» Aim:
Copy out all lines with the word "config" in them.

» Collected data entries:

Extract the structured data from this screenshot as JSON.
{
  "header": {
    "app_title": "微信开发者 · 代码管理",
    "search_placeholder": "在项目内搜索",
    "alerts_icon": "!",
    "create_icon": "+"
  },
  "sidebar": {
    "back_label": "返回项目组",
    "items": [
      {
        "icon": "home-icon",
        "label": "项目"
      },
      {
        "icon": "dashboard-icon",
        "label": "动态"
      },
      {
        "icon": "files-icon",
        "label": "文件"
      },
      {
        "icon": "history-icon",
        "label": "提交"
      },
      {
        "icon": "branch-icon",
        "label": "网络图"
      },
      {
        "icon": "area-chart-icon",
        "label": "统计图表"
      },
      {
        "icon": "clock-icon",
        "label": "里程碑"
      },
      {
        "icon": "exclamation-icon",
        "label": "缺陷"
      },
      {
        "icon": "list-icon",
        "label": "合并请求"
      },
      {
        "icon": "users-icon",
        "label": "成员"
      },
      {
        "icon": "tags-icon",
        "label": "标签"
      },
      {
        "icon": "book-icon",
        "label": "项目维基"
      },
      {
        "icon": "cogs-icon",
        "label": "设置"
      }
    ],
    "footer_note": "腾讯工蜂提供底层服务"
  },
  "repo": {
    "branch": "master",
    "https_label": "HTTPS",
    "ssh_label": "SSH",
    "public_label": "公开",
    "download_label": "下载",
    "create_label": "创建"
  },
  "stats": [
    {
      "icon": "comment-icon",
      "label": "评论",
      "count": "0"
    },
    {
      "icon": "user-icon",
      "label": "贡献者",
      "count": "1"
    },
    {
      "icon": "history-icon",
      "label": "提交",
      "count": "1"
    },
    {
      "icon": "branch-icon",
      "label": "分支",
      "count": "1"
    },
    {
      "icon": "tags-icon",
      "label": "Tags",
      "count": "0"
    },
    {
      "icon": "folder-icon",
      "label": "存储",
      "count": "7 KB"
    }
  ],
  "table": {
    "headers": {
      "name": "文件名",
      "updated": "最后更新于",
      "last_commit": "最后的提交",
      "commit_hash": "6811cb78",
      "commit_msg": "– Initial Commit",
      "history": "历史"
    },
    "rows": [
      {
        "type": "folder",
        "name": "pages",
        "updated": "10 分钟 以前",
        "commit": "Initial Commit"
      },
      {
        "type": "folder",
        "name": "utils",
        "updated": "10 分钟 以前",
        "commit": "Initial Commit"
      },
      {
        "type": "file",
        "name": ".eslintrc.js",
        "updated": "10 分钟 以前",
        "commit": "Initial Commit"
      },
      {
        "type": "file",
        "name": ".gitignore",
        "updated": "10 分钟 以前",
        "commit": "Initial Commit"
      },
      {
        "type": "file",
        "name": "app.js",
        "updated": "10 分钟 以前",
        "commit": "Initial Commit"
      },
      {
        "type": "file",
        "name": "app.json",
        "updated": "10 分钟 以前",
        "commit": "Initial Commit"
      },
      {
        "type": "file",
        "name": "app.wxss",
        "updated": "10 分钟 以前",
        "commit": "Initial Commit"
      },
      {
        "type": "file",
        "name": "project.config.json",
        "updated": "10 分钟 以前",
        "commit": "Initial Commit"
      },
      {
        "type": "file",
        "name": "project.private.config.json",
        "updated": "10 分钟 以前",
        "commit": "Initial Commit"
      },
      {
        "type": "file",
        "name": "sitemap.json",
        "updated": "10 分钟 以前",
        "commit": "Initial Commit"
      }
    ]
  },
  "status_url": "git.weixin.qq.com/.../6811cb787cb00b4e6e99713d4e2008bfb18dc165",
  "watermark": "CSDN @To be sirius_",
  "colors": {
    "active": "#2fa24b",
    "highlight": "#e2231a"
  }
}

» Task response:
        "name": "project.config.json",
        "name": "project.private.config.json",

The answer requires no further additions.